**Task statement:**
Count every line of these entries that holds the word "России", and reply with the number only.

**Record set:**

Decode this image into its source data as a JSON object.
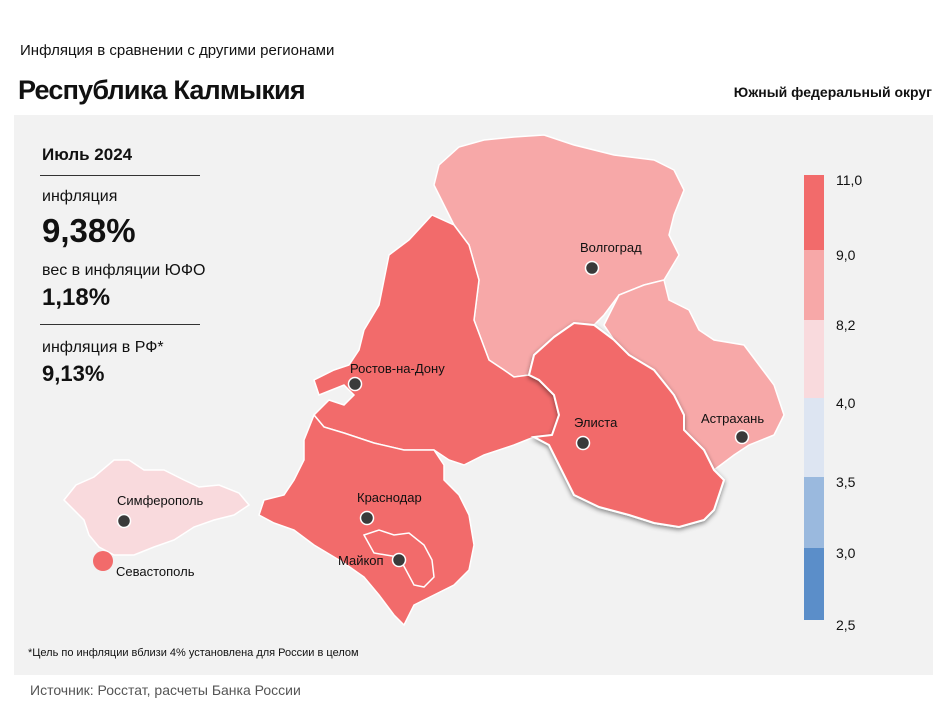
{
  "header": {
    "supertitle": "Инфляция  в сравнении  с другими  регионами",
    "title": "Республика Калмыкия",
    "district": "Южный федеральный округ"
  },
  "stats": {
    "period": "Июль 2024",
    "inflation_label": "инфляция",
    "inflation_value": "9,38%",
    "weight_label": "вес в инфляции  ЮФО",
    "weight_value": "1,18%",
    "rf_label": "инфляция  в РФ*",
    "rf_value": "9,13%"
  },
  "cities": {
    "volgograd": "Волгоград",
    "rostov": "Ростов-на-Дону",
    "elista": "Элиста",
    "astrakhan": "Астрахань",
    "krasnodar": "Краснодар",
    "maykop": "Майкоп",
    "simferopol": "Симферополь",
    "sevastopol": "Севастополь"
  },
  "legend": {
    "ticks": [
      "11,0",
      "9,0",
      "8,2",
      "4,0",
      "3,5",
      "3,0",
      "2,5"
    ],
    "colors": [
      "#f26b6b",
      "#f7a8a8",
      "#f9dadd",
      "#dde5f2",
      "#9ab9de",
      "#5b8ec9"
    ]
  },
  "map_values": {
    "note": "",
    "colors": {
      "high": "#f26b6b",
      "mid_high": "#f7a8a8",
      "low_pink": "#f9dadd"
    }
  },
  "footnote": "*Цель по инфляции вблизи 4% установлена для России в целом",
  "source": "Источник: Росстат, расчеты Банка России"
}
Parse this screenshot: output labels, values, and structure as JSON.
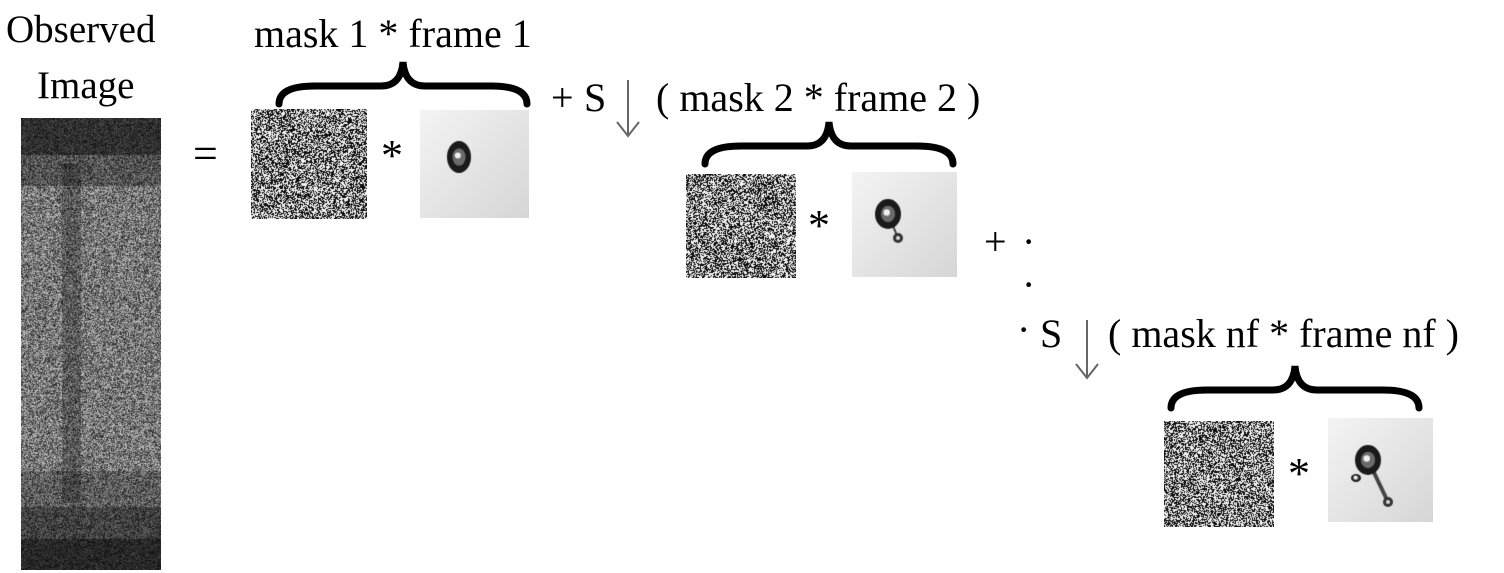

**Task response:**
2